START

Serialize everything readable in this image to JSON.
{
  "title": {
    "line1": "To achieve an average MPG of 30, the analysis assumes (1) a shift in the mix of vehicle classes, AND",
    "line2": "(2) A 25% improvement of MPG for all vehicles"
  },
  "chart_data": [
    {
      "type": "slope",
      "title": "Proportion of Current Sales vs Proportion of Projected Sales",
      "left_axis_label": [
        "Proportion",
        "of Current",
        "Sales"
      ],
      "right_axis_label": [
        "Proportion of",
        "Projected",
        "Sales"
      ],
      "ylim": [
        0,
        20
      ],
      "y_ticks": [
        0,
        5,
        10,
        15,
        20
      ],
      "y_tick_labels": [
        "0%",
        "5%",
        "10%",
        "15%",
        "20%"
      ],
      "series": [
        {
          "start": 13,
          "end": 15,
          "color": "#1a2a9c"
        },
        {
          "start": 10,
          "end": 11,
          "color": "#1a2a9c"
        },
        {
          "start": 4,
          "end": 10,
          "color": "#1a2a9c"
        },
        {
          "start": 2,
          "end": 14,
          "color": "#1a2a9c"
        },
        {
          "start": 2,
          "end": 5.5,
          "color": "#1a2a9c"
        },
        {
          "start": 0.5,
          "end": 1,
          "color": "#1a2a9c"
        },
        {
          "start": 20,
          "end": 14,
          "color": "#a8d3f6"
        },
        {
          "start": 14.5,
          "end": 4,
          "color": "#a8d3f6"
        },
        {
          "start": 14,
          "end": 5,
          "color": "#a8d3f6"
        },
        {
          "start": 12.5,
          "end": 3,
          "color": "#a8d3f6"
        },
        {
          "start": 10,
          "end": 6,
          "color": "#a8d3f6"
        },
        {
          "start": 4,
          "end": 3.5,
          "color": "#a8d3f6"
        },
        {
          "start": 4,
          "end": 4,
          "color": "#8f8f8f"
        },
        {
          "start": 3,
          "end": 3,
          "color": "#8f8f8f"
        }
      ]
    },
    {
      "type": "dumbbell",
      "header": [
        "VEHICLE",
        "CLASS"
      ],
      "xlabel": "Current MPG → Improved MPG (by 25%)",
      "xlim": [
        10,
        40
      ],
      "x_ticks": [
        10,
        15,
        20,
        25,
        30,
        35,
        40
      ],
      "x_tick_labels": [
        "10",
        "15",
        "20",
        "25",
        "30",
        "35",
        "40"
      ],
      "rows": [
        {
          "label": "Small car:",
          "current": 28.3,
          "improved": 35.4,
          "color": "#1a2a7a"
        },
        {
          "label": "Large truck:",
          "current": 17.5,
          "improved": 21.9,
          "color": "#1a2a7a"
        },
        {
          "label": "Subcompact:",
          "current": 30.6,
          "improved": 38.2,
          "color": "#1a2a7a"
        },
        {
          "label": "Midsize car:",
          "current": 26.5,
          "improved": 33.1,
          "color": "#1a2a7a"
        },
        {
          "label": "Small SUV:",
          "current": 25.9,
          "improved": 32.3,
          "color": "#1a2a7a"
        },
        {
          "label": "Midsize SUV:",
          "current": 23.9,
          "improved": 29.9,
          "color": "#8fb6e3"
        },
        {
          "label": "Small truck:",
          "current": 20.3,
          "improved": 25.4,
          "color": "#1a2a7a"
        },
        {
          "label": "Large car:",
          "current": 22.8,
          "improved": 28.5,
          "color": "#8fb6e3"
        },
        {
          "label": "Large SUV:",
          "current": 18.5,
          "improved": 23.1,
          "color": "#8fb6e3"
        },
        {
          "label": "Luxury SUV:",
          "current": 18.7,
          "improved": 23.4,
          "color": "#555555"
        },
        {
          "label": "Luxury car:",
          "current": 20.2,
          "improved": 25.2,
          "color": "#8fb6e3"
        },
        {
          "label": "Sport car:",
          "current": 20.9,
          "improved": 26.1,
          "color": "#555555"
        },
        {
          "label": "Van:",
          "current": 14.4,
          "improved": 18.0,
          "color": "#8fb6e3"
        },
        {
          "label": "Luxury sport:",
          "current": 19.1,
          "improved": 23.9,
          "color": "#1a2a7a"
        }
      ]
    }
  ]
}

END

> Prompt: Repeat the listing in full, keeping every line exactly as it is.

> Solution for this exercise:
Serialize everything readable in this image to JSON.
{
  "title": {
    "line1": "To achieve an average MPG of 30, the analysis assumes (1) a shift in the mix of vehicle classes, AND",
    "line2": "(2) A 25% improvement of MPG for all vehicles"
  },
  "chart_data": [
    {
      "type": "slope",
      "title": "Proportion of Current Sales vs Proportion of Projected Sales",
      "left_axis_label": [
        "Proportion",
        "of Current",
        "Sales"
      ],
      "right_axis_label": [
        "Proportion of",
        "Projected",
        "Sales"
      ],
      "ylim": [
        0,
        20
      ],
      "y_ticks": [
        0,
        5,
        10,
        15,
        20
      ],
      "y_tick_labels": [
        "0%",
        "5%",
        "10%",
        "15%",
        "20%"
      ],
      "series": [
        {
          "start": 13,
          "end": 15,
          "color": "#1a2a9c"
        },
        {
          "start": 10,
          "end": 11,
          "color": "#1a2a9c"
        },
        {
          "start": 4,
          "end": 10,
          "color": "#1a2a9c"
        },
        {
          "start": 2,
          "end": 14,
          "color": "#1a2a9c"
        },
        {
          "start": 2,
          "end": 5.5,
          "color": "#1a2a9c"
        },
        {
          "start": 0.5,
          "end": 1,
          "color": "#1a2a9c"
        },
        {
          "start": 20,
          "end": 14,
          "color": "#a8d3f6"
        },
        {
          "start": 14.5,
          "end": 4,
          "color": "#a8d3f6"
        },
        {
          "start": 14,
          "end": 5,
          "color": "#a8d3f6"
        },
        {
          "start": 12.5,
          "end": 3,
          "color": "#a8d3f6"
        },
        {
          "start": 10,
          "end": 6,
          "color": "#a8d3f6"
        },
        {
          "start": 4,
          "end": 3.5,
          "color": "#a8d3f6"
        },
        {
          "start": 4,
          "end": 4,
          "color": "#8f8f8f"
        },
        {
          "start": 3,
          "end": 3,
          "color": "#8f8f8f"
        }
      ]
    },
    {
      "type": "dumbbell",
      "header": [
        "VEHICLE",
        "CLASS"
      ],
      "xlabel": "Current MPG → Improved MPG (by 25%)",
      "xlim": [
        10,
        40
      ],
      "x_ticks": [
        10,
        15,
        20,
        25,
        30,
        35,
        40
      ],
      "x_tick_labels": [
        "10",
        "15",
        "20",
        "25",
        "30",
        "35",
        "40"
      ],
      "rows": [
        {
          "label": "Small car:",
          "current": 28.3,
          "improved": 35.4,
          "color": "#1a2a7a"
        },
        {
          "label": "Large truck:",
          "current": 17.5,
          "improved": 21.9,
          "color": "#1a2a7a"
        },
        {
          "label": "Subcompact:",
          "current": 30.6,
          "improved": 38.2,
          "color": "#1a2a7a"
        },
        {
          "label": "Midsize car:",
          "current": 26.5,
          "improved": 33.1,
          "color": "#1a2a7a"
        },
        {
          "label": "Small SUV:",
          "current": 25.9,
          "improved": 32.3,
          "color": "#1a2a7a"
        },
        {
          "label": "Midsize SUV:",
          "current": 23.9,
          "improved": 29.9,
          "color": "#8fb6e3"
        },
        {
          "label": "Small truck:",
          "current": 20.3,
          "improved": 25.4,
          "color": "#1a2a7a"
        },
        {
          "label": "Large car:",
          "current": 22.8,
          "improved": 28.5,
          "color": "#8fb6e3"
        },
        {
          "label": "Large SUV:",
          "current": 18.5,
          "improved": 23.1,
          "color": "#8fb6e3"
        },
        {
          "label": "Luxury SUV:",
          "current": 18.7,
          "improved": 23.4,
          "color": "#555555"
        },
        {
          "label": "Luxury car:",
          "current": 20.2,
          "improved": 25.2,
          "color": "#8fb6e3"
        },
        {
          "label": "Sport car:",
          "current": 20.9,
          "improved": 26.1,
          "color": "#555555"
        },
        {
          "label": "Van:",
          "current": 14.4,
          "improved": 18.0,
          "color": "#8fb6e3"
        },
        {
          "label": "Luxury sport:",
          "current": 19.1,
          "improved": 23.9,
          "color": "#1a2a7a"
        }
      ]
    }
  ]
}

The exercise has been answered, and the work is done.